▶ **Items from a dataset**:
>> BEGIN

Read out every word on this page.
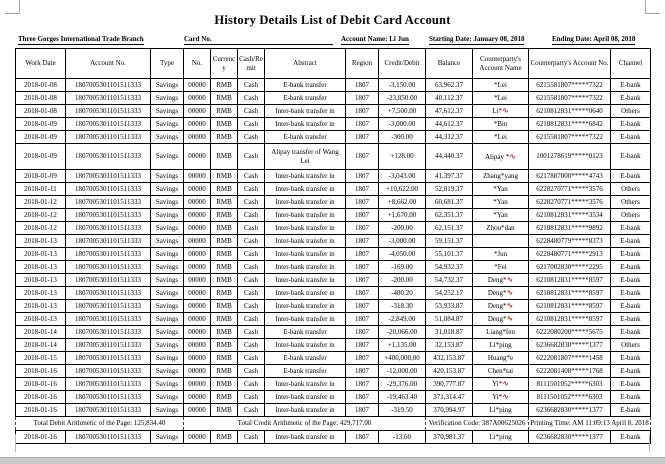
History Details List of Debit Card Account
Three Gorges International Trade Branch	Card No.	Account Name: Li Jun	Starting Date: January 08, 2018	Ending Date: April 08, 2018
Work Date	Account No.	Type	No.	Currency	Cash/Remit	Abstract	Region	Credit/Debit	Balance	Counterparty's Account Name	Counterparty's Account No.	Channel
2018-01-08	1807005301101511333	Savings	00000	RMB	Cash	E-bank transfer	1807	-3,150.00	63,962.37	*Lei	6215581807*****7322	E-bank
2018-01-08	1807005301101511333	Savings	00000	RMB	Cash	E-bank transfer	1807	-23,850.00	40,112.37	*Lei	6215581807*****7322	E-bank
2018-01-08	1807005301101511333	Savings	00000	RMB	Cash	Inter-bank transfer in	1807	+7,500.00	47,612.37	Li*∿	6210812831*****0640	Others
2018-01-09	1807005301101511333	Savings	00000	RMB	Cash	Inter-bank transfer in	1807	-3,000.00	44,612.37	*Bin	6210812831*****6842	E-bank
2018-01-09	1807005301101511333	Savings	00000	RMB	Cash	E-bank transfer	1807	-300.00	44,312.37	*Lei	6215581807*****7322	E-bank
2018-01-09	1807005301101511333	Savings	00000	RMB	Cash	Alipay transfer of Wang Lei	1807	+128.00	44,440.37	Alipay *∿	1001278619*****0123	E-bank
2018-01-09	1807005301101511333	Savings	00000	RMB	Cash	Inter-bank transfer in	1807	-3,043.00	41,397.37	Zhang*yang	6217887000*****4743	E-bank
2018-01-11	1807005301101511333	Savings	00000	RMB	Cash	Inter-bank transfer in	1807	+10,622.00	52,019.37	*Yan	6228270771*****3576	Others
2018-01-12	1807005301101511333	Savings	00000	RMB	Cash	Inter-bank transfer in	1807	+8,662.00	60,681.37	*Yan	6228270771*****3576	Others
2018-01-12	1807005301101511333	Savings	00000	RMB	Cash	Inter-bank transfer in	1807	+1,670.00	62,351.37	*Yan	6210812831*****3534	Others
2018-01-12	1807005301101511333	Savings	00000	RMB	Cash	Inter-bank transfer in	1807	-200.00	62,151.37	Zhou*dan	6210812831*****9892	E-bank
2018-01-13	1807005301101511333	Savings	00000	RMB	Cash	Inter-bank transfer in	1807	-3,000.00	59,151.37		6228480779*****8373	E-bank
2018-01-13	1807005301101511333	Savings	00000	RMB	Cash	Inter-bank transfer in	1807	-4,050.00	55,101.37	*Jun	6228480771*****2913	E-bank
2018-01-13	1807005301101511333	Savings	00000	RMB	Cash	Inter-bank transfer in	1807	-169.00	54,932.37	*Fei	6217002830*****2295	E-bank
2018-01-13	1807005301101511333	Savings	00000	RMB	Cash	Inter-bank transfer in	1807	-200.00	54,732.37	Deng*∿	6210812831*****8597	E-bank
2018-01-13	1807005301101511333	Savings	00000	RMB	Cash	Inter-bank transfer in	1807	-480.20	54,252.17	Deng*∿	6210812831*****8597	E-bank
2018-01-13	1807005301101511333	Savings	00000	RMB	Cash	Inter-bank transfer in	1807	-318.30	53,933.87	Deng*∿	6210812831*****8597	E-bank
2018-01-13	1807005301101511333	Savings	00000	RMB	Cash	Inter-bank transfer in	1807	-2,849.00	51,084.87	Deng*∿	6210812831*****8597	E-bank
2018-01-14	1807005301101511333	Savings	00000	RMB	Cash	E-bank transfer	1807	-20,066.00	31,018.87	Liang*fen	6222080200*****5675	E-bank
2018-01-14	1807005301101511333	Savings	00000	RMB	Cash	Inter-bank transfer in	1807	+1,135.00	32,153.87	Li*ping	6236682830*****1377	Others
2018-01-15	1807005301101511333	Savings	00000	RMB	Cash	E-bank transfer	1807	+400,000,00	432,153.87	Huang*e	6222081807*****1458	E-bank
2018-01-16	1807005301101511333	Savings	00000	RMB	Cash	E-bank transfer	1807	-12,000.00	420,153.87	Chen*tai	6222081408*****1768	E-bank
2018-01-16	1807005301101511333	Savings	00000	RMB	Cash	Inter-bank transfer in	1807	-29,376.00	390,777.87	Yi*∿	8111501052*****6303	E-bank
2018-01-16	1807005301101511333	Savings	00000	RMB	Cash	Inter-bank transfer in	1807	-19,463.40	371,314.47	Yi*∿	8111501052*****6303	E-bank
2018-01-16	1807005301101511333	Savings	00000	RMB	Cash	Inter-bank transfer in	1807	-319.50	370,994.97	Li*ping	6236682830*****1377	E-bank
Total Debit Arithmetic of the Page: 125,834.40			Total Credit Arithmetic of the Page: 429,717.00						Verification Code: 387A00625026		Printing Time: AM 11:09:13 April 8, 2018	
2018-01-16	1807005301101511333	Savings	00000	RMB	Cash	Inter-bank transfer in	1807	-13.60	370,981.37	Li*ping	6236682830*****1377	E-bank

>> END

▶ **Written request**: Collect the lines of the records that include the string "Card".

▶ **Written reply**:
History Details List of Debit Card Account
Three Gorges International Trade Branch	Card No.	Account Name: Li Jun	Starting Date: January 08, 2018	Ending Date: April 08, 2018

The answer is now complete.